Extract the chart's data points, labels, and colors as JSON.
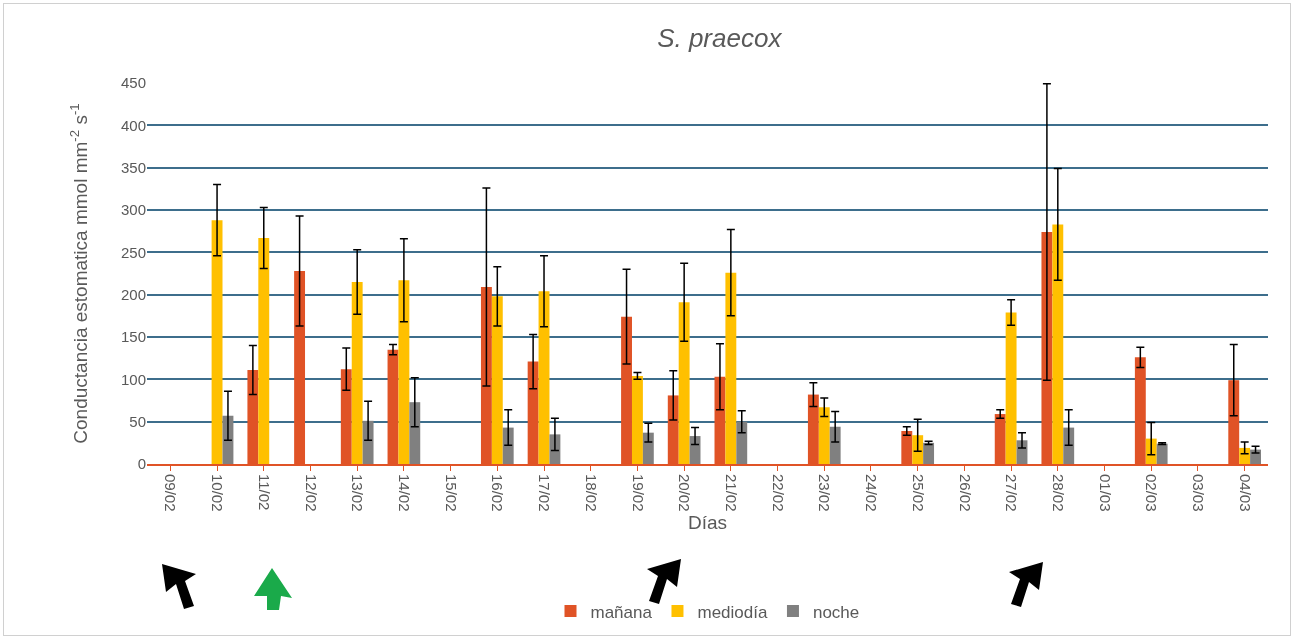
{
  "chart_data": {
    "type": "bar",
    "title": "S. praecox",
    "xlabel": "Días",
    "ylabel": "Conductancia estomatica mmol mm$^{-2}$ s$^{-1}$",
    "categories": [
      "09/02",
      "10/02",
      "11/02",
      "12/02",
      "13/02",
      "14/02",
      "15/02",
      "16/02",
      "17/02",
      "18/02",
      "19/02",
      "20/02",
      "21/02",
      "22/02",
      "23/02",
      "24/02",
      "25/02",
      "26/02",
      "27/02",
      "28/02",
      "01/03",
      "02/03",
      "03/03",
      "04/03"
    ],
    "series": [
      {
        "name": "mañana",
        "color": "#e05326",
        "values": [
          null,
          null,
          111,
          228,
          112,
          135,
          null,
          209,
          121,
          null,
          174,
          81,
          103,
          null,
          82,
          null,
          39,
          null,
          59,
          274,
          null,
          126,
          null,
          99
        ],
        "errors": [
          null,
          null,
          29,
          65,
          25,
          6,
          null,
          117,
          32,
          null,
          56,
          29,
          39,
          null,
          14,
          null,
          5,
          null,
          5,
          175,
          null,
          12,
          null,
          42
        ]
      },
      {
        "name": "mediodía",
        "color": "#ffc000",
        "values": [
          null,
          288,
          267,
          null,
          215,
          217,
          null,
          198,
          204,
          null,
          104,
          191,
          226,
          null,
          67,
          null,
          34,
          null,
          179,
          283,
          null,
          30,
          null,
          19
        ],
        "errors": [
          null,
          42,
          36,
          null,
          38,
          49,
          null,
          35,
          42,
          null,
          4,
          46,
          51,
          null,
          11,
          null,
          19,
          null,
          15,
          66,
          null,
          19,
          null,
          7
        ]
      },
      {
        "name": "noche",
        "color": "#808080",
        "values": [
          null,
          57,
          null,
          null,
          51,
          73,
          null,
          43,
          35,
          null,
          37,
          33,
          50,
          null,
          44,
          null,
          25,
          null,
          28,
          43,
          null,
          24,
          null,
          17
        ],
        "errors": [
          null,
          29,
          null,
          null,
          23,
          29,
          null,
          21,
          19,
          null,
          11,
          10,
          13,
          null,
          18,
          null,
          2,
          null,
          9,
          21,
          null,
          1,
          null,
          4
        ]
      }
    ],
    "ylim": [
      0,
      450
    ],
    "yticks": [
      0,
      50,
      100,
      150,
      200,
      250,
      300,
      350,
      400,
      450
    ],
    "grid": "y",
    "legend": "bottom"
  }
}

------------------------------------

• **TASK TO COMPLETE**: Retype each entry precisely. Skip images entirely.

• **SOLUTION TO THIS EXERCISE**:
Extract the chart's data points, labels, and colors as JSON.
{
  "chart_data": {
    "type": "bar",
    "title": "S. praecox",
    "xlabel": "Días",
    "ylabel": "Conductancia estomatica mmol mm$^{-2}$ s$^{-1}$",
    "categories": [
      "09/02",
      "10/02",
      "11/02",
      "12/02",
      "13/02",
      "14/02",
      "15/02",
      "16/02",
      "17/02",
      "18/02",
      "19/02",
      "20/02",
      "21/02",
      "22/02",
      "23/02",
      "24/02",
      "25/02",
      "26/02",
      "27/02",
      "28/02",
      "01/03",
      "02/03",
      "03/03",
      "04/03"
    ],
    "series": [
      {
        "name": "mañana",
        "color": "#e05326",
        "values": [
          null,
          null,
          111,
          228,
          112,
          135,
          null,
          209,
          121,
          null,
          174,
          81,
          103,
          null,
          82,
          null,
          39,
          null,
          59,
          274,
          null,
          126,
          null,
          99
        ],
        "errors": [
          null,
          null,
          29,
          65,
          25,
          6,
          null,
          117,
          32,
          null,
          56,
          29,
          39,
          null,
          14,
          null,
          5,
          null,
          5,
          175,
          null,
          12,
          null,
          42
        ]
      },
      {
        "name": "mediodía",
        "color": "#ffc000",
        "values": [
          null,
          288,
          267,
          null,
          215,
          217,
          null,
          198,
          204,
          null,
          104,
          191,
          226,
          null,
          67,
          null,
          34,
          null,
          179,
          283,
          null,
          30,
          null,
          19
        ],
        "errors": [
          null,
          42,
          36,
          null,
          38,
          49,
          null,
          35,
          42,
          null,
          4,
          46,
          51,
          null,
          11,
          null,
          19,
          null,
          15,
          66,
          null,
          19,
          null,
          7
        ]
      },
      {
        "name": "noche",
        "color": "#808080",
        "values": [
          null,
          57,
          null,
          null,
          51,
          73,
          null,
          43,
          35,
          null,
          37,
          33,
          50,
          null,
          44,
          null,
          25,
          null,
          28,
          43,
          null,
          24,
          null,
          17
        ],
        "errors": [
          null,
          29,
          null,
          null,
          23,
          29,
          null,
          21,
          19,
          null,
          11,
          10,
          13,
          null,
          18,
          null,
          2,
          null,
          9,
          21,
          null,
          1,
          null,
          4
        ]
      }
    ],
    "ylim": [
      0,
      450
    ],
    "yticks": [
      0,
      50,
      100,
      150,
      200,
      250,
      300,
      350,
      400,
      450
    ],
    "grid": "y",
    "legend": "bottom"
  }
}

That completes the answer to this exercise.